What is being asked = Every line that includes the word "Output" is to be listed.

(Data entries)
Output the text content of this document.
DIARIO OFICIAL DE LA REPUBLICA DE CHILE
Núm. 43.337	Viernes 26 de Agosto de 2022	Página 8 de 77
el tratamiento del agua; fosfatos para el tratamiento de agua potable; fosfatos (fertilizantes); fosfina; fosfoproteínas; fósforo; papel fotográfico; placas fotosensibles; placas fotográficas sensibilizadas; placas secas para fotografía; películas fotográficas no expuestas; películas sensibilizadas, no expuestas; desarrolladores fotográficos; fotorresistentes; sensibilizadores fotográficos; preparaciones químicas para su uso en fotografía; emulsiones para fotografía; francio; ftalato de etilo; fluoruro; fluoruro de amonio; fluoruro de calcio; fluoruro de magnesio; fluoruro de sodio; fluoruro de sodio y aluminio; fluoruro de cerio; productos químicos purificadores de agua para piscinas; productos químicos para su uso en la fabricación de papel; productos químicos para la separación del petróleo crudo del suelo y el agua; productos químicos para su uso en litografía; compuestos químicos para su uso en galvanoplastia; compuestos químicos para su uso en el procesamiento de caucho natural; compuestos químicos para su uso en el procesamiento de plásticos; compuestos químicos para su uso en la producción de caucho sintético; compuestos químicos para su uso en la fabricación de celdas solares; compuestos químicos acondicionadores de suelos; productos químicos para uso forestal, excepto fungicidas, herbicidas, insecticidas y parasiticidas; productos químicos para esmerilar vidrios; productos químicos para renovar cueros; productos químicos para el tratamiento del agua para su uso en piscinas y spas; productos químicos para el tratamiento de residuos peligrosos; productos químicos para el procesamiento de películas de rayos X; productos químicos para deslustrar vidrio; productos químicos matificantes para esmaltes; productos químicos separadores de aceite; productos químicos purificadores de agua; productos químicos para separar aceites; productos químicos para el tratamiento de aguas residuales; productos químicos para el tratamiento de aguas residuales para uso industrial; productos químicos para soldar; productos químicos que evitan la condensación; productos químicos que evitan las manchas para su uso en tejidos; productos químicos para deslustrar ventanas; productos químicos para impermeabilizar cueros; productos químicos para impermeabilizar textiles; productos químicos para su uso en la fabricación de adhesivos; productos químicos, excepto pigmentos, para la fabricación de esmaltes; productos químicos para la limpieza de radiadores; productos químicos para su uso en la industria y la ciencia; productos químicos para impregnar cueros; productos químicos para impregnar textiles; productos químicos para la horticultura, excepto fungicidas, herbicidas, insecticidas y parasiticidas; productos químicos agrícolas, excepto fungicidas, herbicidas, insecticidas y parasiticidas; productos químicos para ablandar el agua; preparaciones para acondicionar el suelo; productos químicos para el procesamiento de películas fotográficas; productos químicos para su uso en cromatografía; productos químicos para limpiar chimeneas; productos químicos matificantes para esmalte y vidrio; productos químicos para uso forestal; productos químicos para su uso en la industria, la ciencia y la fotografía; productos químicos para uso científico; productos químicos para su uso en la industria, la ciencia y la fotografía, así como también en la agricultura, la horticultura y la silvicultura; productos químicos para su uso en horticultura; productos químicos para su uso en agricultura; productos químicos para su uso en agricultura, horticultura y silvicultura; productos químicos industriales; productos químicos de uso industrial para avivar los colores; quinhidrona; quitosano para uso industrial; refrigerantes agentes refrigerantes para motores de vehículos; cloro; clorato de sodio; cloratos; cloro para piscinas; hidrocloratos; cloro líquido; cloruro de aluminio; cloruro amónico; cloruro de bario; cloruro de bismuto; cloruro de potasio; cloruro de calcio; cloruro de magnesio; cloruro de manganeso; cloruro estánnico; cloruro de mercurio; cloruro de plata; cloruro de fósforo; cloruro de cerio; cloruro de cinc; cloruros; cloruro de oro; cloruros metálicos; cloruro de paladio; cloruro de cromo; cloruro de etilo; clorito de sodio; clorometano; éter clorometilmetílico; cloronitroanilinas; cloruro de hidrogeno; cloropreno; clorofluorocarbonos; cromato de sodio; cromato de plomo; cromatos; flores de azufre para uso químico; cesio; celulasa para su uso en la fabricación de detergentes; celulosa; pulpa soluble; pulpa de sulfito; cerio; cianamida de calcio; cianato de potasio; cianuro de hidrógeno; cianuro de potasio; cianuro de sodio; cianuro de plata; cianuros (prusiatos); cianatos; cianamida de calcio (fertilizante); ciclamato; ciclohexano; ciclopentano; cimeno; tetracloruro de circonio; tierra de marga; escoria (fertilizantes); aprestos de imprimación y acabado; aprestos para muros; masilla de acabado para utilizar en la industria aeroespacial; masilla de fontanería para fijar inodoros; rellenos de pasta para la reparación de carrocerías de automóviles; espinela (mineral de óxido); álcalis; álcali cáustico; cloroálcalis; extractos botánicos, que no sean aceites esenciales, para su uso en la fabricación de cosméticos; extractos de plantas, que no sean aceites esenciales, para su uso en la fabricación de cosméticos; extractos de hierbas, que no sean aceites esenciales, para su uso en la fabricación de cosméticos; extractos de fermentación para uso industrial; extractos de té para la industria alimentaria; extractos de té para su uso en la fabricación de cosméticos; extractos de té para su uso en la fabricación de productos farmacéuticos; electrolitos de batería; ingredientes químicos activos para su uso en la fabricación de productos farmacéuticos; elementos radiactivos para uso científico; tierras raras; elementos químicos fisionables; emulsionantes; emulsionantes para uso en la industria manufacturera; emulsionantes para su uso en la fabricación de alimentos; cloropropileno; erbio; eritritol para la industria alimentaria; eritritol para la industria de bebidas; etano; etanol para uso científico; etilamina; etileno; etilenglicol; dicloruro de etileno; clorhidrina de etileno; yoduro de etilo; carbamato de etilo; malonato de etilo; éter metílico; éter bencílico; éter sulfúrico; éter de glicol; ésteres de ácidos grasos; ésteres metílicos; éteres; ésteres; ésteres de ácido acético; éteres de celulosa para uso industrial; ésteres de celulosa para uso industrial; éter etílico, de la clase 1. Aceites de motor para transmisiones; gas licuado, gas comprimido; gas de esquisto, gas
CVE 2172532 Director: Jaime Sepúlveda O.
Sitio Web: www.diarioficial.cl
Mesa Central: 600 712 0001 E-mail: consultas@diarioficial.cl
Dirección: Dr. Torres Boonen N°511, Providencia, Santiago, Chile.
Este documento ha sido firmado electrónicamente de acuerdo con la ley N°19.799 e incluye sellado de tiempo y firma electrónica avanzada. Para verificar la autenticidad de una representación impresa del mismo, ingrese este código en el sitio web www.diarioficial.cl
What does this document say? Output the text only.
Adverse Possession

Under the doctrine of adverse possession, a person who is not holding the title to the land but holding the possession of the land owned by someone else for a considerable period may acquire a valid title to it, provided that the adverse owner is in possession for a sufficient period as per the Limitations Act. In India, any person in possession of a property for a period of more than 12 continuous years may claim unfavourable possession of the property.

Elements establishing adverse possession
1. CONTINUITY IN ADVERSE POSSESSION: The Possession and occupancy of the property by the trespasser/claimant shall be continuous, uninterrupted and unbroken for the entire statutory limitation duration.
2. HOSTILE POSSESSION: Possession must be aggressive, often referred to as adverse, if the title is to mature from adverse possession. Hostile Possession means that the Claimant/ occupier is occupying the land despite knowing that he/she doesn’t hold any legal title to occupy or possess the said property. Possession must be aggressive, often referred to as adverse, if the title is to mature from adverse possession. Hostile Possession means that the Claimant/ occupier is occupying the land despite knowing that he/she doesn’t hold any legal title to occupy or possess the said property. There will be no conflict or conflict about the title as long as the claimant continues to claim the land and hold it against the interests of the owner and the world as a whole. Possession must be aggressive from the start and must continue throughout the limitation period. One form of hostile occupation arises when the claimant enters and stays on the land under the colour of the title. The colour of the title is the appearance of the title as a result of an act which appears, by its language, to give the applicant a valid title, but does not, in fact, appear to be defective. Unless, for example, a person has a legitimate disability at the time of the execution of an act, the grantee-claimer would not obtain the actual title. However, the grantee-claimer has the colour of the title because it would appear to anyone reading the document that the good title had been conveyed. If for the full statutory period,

Finished answer =
Output the text content of this document.
What does this document say? Output the text only.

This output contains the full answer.